# TO DO:
Scan the entries for the word "colocar", and copy every line where it appears.

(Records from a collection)
******************************
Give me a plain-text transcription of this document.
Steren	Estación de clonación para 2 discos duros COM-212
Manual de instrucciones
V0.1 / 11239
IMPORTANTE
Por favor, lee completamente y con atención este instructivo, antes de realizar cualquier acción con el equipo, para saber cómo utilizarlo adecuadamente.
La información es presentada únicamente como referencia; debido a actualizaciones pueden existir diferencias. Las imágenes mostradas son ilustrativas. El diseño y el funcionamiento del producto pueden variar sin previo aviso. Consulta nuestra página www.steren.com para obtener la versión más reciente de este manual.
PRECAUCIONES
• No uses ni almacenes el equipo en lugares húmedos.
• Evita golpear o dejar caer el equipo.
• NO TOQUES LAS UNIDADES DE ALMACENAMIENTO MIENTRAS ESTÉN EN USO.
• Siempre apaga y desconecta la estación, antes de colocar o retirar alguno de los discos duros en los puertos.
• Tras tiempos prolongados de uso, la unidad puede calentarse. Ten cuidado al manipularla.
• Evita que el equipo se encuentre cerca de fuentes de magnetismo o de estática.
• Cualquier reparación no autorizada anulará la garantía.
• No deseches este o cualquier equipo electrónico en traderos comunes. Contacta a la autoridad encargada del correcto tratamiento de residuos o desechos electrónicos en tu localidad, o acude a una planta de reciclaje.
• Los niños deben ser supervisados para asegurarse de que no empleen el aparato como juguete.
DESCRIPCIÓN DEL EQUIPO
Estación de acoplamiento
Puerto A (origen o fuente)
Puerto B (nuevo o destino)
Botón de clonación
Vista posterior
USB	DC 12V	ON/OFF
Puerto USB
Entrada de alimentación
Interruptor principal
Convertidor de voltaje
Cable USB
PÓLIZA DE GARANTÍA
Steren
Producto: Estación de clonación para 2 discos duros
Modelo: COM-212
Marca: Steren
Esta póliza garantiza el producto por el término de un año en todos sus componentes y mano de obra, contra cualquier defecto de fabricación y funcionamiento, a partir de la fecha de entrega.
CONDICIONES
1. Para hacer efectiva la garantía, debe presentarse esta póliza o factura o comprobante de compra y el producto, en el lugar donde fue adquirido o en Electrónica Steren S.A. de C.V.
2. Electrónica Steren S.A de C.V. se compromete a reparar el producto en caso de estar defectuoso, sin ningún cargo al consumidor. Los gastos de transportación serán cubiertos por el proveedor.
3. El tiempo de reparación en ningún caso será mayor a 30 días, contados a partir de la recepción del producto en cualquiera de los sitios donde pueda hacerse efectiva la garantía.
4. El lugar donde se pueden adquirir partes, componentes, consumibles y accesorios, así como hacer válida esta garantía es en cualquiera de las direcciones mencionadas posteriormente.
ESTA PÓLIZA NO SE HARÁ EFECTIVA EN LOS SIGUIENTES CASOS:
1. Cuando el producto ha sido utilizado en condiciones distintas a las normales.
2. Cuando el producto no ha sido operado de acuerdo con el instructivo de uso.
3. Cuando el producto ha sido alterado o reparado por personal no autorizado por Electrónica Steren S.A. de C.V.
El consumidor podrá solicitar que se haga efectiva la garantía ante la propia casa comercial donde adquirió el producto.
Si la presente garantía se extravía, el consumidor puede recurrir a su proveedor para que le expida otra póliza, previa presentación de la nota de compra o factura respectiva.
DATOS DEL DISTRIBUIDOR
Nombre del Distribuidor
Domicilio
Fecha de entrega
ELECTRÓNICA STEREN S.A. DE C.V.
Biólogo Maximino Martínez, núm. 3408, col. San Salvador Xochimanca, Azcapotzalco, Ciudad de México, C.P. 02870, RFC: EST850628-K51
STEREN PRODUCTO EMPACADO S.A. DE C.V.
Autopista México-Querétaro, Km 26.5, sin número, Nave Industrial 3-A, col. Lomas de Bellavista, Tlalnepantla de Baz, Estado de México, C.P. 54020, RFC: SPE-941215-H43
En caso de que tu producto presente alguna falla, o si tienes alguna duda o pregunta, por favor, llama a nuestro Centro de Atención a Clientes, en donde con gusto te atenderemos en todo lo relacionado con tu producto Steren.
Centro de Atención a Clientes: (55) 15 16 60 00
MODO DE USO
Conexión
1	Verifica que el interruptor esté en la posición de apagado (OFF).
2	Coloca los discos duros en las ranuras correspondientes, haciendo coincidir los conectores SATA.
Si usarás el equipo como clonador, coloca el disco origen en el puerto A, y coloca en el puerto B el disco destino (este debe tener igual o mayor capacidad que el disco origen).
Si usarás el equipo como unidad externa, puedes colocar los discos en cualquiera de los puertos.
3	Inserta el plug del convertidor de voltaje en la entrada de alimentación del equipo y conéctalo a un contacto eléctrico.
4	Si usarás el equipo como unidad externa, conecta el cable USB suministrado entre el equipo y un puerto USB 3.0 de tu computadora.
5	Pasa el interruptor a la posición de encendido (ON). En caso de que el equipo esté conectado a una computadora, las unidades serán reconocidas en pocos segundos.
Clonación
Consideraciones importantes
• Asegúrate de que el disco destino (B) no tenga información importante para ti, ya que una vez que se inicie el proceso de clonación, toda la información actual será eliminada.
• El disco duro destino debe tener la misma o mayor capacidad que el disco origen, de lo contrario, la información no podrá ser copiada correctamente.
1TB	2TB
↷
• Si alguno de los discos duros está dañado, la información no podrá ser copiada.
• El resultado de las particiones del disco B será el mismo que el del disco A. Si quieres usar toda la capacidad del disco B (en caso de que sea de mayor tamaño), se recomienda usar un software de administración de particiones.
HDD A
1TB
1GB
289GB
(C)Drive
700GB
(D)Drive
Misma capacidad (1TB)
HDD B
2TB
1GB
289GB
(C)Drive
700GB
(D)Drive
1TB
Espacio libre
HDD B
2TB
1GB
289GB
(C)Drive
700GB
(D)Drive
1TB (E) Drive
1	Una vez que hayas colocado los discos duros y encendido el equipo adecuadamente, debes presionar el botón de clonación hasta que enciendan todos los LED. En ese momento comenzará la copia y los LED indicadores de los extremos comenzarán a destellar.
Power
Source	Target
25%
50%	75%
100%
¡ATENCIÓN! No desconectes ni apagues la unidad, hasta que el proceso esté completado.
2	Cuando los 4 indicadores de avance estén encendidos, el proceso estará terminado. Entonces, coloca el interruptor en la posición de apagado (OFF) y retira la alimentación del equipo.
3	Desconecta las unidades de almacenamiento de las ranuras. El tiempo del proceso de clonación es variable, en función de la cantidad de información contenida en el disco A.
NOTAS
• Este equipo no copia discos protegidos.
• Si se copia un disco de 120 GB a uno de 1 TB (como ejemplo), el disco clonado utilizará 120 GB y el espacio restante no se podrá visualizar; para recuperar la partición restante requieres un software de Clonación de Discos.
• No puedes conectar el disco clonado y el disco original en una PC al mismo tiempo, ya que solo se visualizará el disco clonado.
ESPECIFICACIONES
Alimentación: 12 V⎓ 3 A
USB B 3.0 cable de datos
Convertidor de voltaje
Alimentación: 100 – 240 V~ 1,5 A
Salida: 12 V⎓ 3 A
******************************
# RESULT OF THIS TASK:
• Siempre apaga y desconecta la estación, antes de colocar o retirar alguno de los discos duros en los puertos.
Si usarás el equipo como unidad externa, puedes colocar los discos en cualquiera de los puertos.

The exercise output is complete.